● What is expected: Go through the records underneath and write each one out again exactly.

# Supplied data start

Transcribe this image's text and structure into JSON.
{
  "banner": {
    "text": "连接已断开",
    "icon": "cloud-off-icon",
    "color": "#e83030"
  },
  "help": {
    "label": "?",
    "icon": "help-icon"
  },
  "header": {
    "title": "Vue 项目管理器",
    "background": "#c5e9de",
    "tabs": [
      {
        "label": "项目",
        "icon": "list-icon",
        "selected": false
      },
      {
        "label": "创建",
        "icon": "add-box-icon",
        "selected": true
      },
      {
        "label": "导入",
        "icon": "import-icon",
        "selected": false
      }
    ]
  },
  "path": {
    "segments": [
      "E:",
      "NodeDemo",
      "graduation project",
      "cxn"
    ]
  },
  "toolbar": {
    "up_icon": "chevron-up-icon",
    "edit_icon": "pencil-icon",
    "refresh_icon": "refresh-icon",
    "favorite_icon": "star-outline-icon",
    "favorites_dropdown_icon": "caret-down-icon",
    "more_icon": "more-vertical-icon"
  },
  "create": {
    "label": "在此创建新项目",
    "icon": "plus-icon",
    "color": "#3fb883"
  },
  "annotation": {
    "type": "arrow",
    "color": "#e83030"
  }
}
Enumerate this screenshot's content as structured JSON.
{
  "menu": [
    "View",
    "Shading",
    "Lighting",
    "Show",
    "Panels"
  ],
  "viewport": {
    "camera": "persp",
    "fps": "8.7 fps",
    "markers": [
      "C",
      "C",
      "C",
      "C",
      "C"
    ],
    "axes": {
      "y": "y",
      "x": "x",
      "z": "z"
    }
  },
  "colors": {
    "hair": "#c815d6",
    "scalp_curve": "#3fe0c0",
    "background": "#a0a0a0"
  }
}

# Supplied data end

● Answer for the task:
Transcribe this image's text and structure into JSON.
{
  "banner": {
    "text": "连接已断开",
    "icon": "cloud-off-icon",
    "color": "#e83030"
  },
  "help": {
    "label": "?",
    "icon": "help-icon"
  },
  "header": {
    "title": "Vue 项目管理器",
    "background": "#c5e9de",
    "tabs": [
      {
        "label": "项目",
        "icon": "list-icon",
        "selected": false
      },
      {
        "label": "创建",
        "icon": "add-box-icon",
        "selected": true
      },
      {
        "label": "导入",
        "icon": "import-icon",
        "selected": false
      }
    ]
  },
  "path": {
    "segments": [
      "E:",
      "NodeDemo",
      "graduation project",
      "cxn"
    ]
  },
  "toolbar": {
    "up_icon": "chevron-up-icon",
    "edit_icon": "pencil-icon",
    "refresh_icon": "refresh-icon",
    "favorite_icon": "star-outline-icon",
    "favorites_dropdown_icon": "caret-down-icon",
    "more_icon": "more-vertical-icon"
  },
  "create": {
    "label": "在此创建新项目",
    "icon": "plus-icon",
    "color": "#3fb883"
  },
  "annotation": {
    "type": "arrow",
    "color": "#e83030"
  }
}
Enumerate this screenshot's content as structured JSON.
{
  "menu": [
    "View",
    "Shading",
    "Lighting",
    "Show",
    "Panels"
  ],
  "viewport": {
    "camera": "persp",
    "fps": "8.7 fps",
    "markers": [
      "C",
      "C",
      "C",
      "C",
      "C"
    ],
    "axes": {
      "y": "y",
      "x": "x",
      "z": "z"
    }
  },
  "colors": {
    "hair": "#c815d6",
    "scalp_curve": "#3fe0c0",
    "background": "#a0a0a0"
  }
}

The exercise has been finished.